__Source extract__
::::
Hi Clement,
I heard you had a big smile on your face today. Well done.
Regarding your suggestion about copying into blocks, that is a very
good idea. The problem at present is that we break up into blocks
vertically, not horizontally. But we absolutely should be doing it
horizontally. The reason is that we could break along cache line
boundaries. Then if we copied into blocks as you suggest, before
calling M4RM, the time saving should be quite noticeable. I think I
will investigate this when I get some more time to work on this.
Regarding the asymptotics, I think they are the same as Magma. The
time for addition is absolutely tiny in comparison with multiplication
(like 1000 times smaller). Each matrix above our crossover to Strassen
is also already well outside the L2 cache size. Thus there just isn't
anything to save either in cache friendliness or in the additions.
Thus I think the issue is actually still in the M4RM routine.
Basically 32000x32000 breaks down into matrices of size 2000x2000 when
it gets below the crossover. These smaller matrices are just taking
too long to multiply.
::::
__Given instruction 1__
Write out the part of the matrix multiplication message that opens with the words containing "Basically 32000x32000 breaks" and closes with "long to multiply.".
__Given instruction 2__
According to the matrix multiplication message, why does the writer believe the problem is still in the M4RM routine? Answer in one to three sentences.

__Data shown__
::::
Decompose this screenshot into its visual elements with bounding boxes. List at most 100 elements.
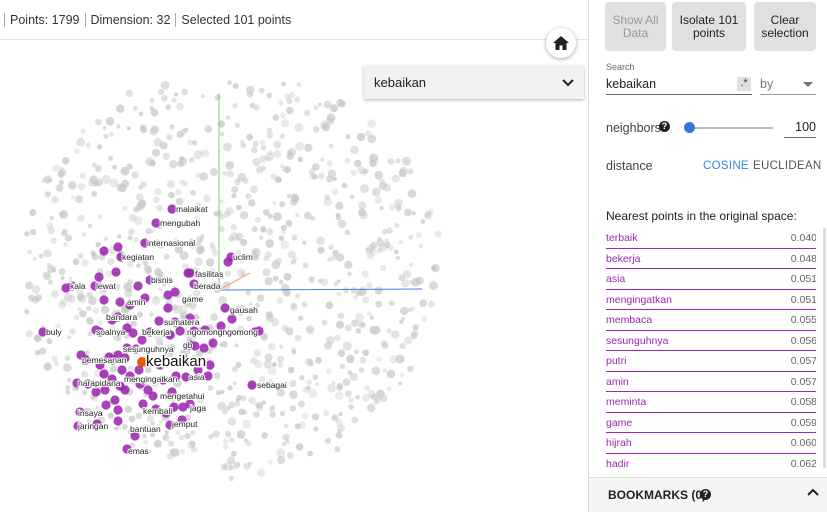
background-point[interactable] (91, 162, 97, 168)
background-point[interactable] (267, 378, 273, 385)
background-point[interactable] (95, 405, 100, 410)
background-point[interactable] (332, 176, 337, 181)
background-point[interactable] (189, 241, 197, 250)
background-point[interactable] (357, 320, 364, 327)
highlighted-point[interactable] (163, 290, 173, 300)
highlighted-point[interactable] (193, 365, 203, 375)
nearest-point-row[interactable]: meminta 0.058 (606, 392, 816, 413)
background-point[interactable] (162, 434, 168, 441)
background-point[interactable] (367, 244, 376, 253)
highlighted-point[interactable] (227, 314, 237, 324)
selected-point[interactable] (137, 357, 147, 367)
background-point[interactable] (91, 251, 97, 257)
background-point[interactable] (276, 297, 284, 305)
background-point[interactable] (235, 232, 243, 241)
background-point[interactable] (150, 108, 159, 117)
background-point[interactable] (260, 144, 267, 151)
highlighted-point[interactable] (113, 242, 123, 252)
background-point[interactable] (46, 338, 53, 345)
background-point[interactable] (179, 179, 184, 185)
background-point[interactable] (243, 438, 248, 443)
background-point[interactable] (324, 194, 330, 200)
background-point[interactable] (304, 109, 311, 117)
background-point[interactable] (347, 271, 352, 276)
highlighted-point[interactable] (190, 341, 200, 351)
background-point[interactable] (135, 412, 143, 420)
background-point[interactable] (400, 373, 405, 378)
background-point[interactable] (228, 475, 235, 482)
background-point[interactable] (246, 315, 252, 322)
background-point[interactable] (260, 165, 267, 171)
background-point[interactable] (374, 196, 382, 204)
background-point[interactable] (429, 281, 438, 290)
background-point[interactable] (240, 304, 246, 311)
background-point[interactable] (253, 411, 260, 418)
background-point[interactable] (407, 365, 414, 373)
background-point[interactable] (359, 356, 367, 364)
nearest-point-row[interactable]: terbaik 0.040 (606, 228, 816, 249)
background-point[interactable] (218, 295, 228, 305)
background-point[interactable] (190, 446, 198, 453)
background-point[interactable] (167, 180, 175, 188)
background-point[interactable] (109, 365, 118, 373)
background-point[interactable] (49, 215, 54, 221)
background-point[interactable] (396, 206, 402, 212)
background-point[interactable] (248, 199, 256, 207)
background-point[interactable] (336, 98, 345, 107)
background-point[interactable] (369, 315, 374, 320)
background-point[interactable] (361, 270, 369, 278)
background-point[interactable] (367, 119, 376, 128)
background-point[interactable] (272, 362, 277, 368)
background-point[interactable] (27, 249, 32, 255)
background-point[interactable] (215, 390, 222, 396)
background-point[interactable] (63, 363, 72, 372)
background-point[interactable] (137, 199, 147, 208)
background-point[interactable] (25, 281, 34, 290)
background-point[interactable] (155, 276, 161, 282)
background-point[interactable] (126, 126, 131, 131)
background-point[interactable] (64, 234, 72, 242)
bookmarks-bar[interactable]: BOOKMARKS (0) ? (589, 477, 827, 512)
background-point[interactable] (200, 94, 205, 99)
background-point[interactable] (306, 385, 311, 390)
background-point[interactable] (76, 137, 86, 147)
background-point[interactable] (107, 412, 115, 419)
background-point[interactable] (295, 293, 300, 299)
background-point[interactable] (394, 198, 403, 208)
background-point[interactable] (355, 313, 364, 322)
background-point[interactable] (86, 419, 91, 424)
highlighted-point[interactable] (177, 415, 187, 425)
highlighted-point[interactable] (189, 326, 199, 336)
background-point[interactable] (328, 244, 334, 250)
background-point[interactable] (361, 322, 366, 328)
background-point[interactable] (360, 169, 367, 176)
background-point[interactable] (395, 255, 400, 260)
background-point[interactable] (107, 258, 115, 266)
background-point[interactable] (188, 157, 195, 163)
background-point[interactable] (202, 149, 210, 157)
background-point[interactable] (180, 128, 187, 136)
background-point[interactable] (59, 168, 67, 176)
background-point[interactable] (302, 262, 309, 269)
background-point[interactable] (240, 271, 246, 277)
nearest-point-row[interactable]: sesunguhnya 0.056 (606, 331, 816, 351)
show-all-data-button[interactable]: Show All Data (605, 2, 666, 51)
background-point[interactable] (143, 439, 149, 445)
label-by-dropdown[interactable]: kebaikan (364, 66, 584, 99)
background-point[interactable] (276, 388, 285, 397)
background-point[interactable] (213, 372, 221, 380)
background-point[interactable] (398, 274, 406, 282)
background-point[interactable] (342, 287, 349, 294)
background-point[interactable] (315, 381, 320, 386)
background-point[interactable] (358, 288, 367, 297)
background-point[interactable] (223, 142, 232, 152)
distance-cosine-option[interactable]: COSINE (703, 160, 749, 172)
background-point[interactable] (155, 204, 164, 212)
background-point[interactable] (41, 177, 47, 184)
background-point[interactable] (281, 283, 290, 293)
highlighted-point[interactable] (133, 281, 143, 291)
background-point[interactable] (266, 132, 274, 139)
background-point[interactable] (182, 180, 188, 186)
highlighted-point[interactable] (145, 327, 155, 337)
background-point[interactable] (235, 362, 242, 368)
::::
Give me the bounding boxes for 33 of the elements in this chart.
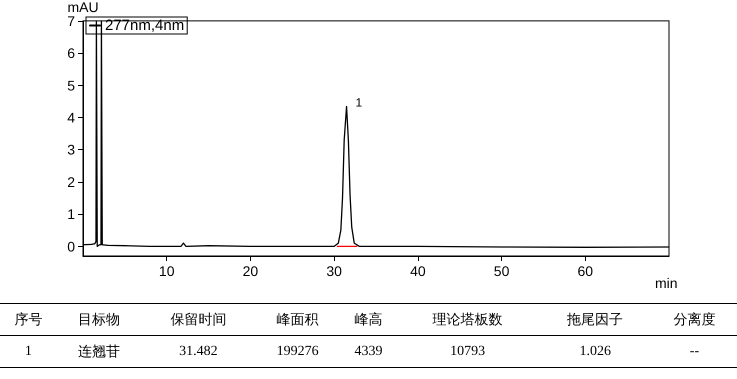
::::
__Task solution 1__
Basically 32000x32000 breaks down into matrices of size 2000x2000 when
it gets below the crossover. These smaller matrices are just taking
too long to multiply.

__Task solution 2__
Addition takes almost no time compared with multiplication, about 1000 times less. Every matrix above the crossover to Strassen is already well outside the L2 cache size. So there is nothing to gain in cache friendliness or in the additions, which leaves the slow multiplication of the smaller 2000x2000 matrices in M4RM.